==== Material for this exercise ====
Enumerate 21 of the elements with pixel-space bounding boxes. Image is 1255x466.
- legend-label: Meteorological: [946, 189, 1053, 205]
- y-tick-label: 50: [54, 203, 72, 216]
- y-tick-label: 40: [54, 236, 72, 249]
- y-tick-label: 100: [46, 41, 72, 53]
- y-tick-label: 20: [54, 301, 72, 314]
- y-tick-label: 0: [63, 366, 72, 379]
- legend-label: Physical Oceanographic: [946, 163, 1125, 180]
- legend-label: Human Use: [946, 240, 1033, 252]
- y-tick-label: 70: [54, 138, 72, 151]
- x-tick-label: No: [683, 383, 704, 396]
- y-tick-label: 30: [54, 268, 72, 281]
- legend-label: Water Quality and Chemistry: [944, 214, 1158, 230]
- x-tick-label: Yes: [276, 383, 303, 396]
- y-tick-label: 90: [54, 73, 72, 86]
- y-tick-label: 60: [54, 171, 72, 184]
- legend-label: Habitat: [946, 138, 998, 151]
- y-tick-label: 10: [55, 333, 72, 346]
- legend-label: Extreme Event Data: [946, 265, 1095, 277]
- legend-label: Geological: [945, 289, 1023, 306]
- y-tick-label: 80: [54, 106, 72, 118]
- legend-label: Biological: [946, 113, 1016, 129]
====
# Stated goal:
Can you copy every line of the entries above word for word, with nothing changed?

# Result:
Enumerate 21 of the elements with pixel-space bounding boxes. Image is 1255x466.
- legend-label: Meteorological: [946, 189, 1053, 205]
- y-tick-label: 50: [54, 203, 72, 216]
- y-tick-label: 40: [54, 236, 72, 249]
- y-tick-label: 100: [46, 41, 72, 53]
- y-tick-label: 20: [54, 301, 72, 314]
- y-tick-label: 0: [63, 366, 72, 379]
- legend-label: Physical Oceanographic: [946, 163, 1125, 180]
- legend-label: Human Use: [946, 240, 1033, 252]
- y-tick-label: 70: [54, 138, 72, 151]
- x-tick-label: No: [683, 383, 704, 396]
- y-tick-label: 30: [54, 268, 72, 281]
- legend-label: Water Quality and Chemistry: [944, 214, 1158, 230]
- x-tick-label: Yes: [276, 383, 303, 396]
- y-tick-label: 90: [54, 73, 72, 86]
- y-tick-label: 60: [54, 171, 72, 184]
- legend-label: Habitat: [946, 138, 998, 151]
- y-tick-label: 10: [55, 333, 72, 346]
- legend-label: Extreme Event Data: [946, 265, 1095, 277]
- legend-label: Geological: [945, 289, 1023, 306]
- y-tick-label: 80: [54, 106, 72, 118]
- legend-label: Biological: [946, 113, 1016, 129]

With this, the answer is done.